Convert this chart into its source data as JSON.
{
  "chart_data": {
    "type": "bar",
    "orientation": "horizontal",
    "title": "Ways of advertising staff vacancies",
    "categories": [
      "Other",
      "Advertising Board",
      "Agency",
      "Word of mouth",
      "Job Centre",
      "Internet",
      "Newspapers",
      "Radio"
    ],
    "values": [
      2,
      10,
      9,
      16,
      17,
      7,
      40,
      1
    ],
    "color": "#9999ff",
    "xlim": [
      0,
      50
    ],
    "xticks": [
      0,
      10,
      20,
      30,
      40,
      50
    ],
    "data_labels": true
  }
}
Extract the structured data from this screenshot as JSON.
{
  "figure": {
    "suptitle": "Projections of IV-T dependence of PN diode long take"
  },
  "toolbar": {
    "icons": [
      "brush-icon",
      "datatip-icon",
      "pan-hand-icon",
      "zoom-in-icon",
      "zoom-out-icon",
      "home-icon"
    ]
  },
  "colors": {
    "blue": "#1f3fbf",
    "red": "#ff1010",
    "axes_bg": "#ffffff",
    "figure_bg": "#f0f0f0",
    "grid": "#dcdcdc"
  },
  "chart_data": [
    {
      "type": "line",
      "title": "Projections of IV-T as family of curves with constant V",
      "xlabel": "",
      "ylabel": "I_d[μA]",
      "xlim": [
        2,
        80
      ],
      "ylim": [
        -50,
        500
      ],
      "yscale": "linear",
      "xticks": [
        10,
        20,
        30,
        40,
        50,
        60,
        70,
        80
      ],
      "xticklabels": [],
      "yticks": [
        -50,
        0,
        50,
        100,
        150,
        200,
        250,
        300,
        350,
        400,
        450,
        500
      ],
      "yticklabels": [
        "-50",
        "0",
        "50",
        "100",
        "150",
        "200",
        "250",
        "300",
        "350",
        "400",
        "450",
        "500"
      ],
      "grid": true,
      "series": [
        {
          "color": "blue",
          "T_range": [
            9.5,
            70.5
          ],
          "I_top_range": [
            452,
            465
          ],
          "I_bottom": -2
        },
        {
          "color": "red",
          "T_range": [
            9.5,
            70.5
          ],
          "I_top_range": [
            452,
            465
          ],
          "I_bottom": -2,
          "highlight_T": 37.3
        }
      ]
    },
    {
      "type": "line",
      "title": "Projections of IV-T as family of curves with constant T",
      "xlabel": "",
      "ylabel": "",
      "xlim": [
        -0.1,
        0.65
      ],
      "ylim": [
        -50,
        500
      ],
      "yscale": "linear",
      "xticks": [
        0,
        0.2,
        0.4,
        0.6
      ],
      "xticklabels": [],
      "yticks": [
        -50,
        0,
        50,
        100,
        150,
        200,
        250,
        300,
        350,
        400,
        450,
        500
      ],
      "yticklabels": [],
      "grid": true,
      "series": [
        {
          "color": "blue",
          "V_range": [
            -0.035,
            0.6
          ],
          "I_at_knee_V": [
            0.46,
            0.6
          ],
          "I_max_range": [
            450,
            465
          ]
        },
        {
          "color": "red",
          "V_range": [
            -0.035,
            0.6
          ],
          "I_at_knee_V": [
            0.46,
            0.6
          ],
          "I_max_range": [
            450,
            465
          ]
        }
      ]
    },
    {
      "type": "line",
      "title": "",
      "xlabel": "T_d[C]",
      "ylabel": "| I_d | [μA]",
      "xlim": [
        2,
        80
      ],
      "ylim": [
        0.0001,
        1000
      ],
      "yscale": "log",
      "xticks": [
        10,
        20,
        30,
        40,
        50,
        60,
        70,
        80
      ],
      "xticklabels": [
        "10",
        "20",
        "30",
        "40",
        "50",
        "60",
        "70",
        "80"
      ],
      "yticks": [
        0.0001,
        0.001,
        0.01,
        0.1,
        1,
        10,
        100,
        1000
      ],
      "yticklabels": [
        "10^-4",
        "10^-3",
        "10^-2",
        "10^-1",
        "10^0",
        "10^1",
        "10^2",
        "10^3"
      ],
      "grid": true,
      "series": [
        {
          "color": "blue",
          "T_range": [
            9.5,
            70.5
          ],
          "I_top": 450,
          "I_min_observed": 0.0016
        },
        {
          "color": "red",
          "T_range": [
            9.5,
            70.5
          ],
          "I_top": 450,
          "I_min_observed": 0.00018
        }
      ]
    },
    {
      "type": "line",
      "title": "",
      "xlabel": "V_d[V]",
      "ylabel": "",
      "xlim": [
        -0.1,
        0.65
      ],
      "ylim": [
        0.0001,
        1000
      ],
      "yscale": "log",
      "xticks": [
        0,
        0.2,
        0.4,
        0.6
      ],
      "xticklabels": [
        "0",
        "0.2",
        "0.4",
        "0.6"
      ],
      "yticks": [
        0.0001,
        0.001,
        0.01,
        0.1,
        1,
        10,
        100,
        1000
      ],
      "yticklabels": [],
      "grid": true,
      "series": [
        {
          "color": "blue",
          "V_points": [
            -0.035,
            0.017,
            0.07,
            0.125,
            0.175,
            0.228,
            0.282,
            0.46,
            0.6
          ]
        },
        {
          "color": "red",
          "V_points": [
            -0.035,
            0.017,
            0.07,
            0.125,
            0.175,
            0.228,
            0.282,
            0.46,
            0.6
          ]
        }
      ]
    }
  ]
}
○ ○ ○ ○ ○ ○ ○
Task description
From the entries above, extract each line containing "constant".

Result below
      "title": "Projections of IV-T as family of curves with constant V",
      "title": "Projections of IV-T as family of curves with constant T",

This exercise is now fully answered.